Track down every line below that holds "this" and copy it.

§ Excerpted records
--- Start ---

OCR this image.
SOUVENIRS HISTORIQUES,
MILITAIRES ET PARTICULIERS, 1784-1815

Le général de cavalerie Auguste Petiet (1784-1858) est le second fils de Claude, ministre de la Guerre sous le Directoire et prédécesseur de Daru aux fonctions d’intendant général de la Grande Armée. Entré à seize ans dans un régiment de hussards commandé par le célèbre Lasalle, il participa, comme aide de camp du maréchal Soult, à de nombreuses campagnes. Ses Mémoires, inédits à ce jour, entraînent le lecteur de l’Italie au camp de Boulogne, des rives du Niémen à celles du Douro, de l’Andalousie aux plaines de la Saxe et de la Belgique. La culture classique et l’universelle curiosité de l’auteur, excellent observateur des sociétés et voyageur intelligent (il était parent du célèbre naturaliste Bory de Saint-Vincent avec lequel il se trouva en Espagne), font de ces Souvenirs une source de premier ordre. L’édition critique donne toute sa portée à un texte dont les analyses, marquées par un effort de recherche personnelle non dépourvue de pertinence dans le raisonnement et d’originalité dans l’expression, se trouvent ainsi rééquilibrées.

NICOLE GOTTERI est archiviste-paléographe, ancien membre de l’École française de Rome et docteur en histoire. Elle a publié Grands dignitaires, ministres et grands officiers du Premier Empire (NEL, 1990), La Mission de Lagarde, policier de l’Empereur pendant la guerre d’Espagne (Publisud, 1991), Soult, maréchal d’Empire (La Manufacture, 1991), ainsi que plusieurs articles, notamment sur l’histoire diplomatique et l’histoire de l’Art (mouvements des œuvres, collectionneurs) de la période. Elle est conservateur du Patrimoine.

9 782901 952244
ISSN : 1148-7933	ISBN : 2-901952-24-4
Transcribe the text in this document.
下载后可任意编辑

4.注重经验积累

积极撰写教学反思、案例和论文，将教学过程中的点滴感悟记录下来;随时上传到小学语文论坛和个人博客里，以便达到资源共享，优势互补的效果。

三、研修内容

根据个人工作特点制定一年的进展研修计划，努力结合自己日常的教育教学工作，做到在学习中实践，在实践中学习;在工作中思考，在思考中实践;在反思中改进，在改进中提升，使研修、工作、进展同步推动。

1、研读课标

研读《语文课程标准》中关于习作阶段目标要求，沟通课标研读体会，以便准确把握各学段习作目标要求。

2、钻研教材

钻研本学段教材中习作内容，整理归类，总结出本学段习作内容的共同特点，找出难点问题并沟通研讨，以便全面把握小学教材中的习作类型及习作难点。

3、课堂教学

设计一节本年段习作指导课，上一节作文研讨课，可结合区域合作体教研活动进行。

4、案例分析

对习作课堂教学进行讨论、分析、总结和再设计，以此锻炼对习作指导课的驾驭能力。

--- End ---

§ Answer for the task
OCR this image.
Transcribe the text in this document.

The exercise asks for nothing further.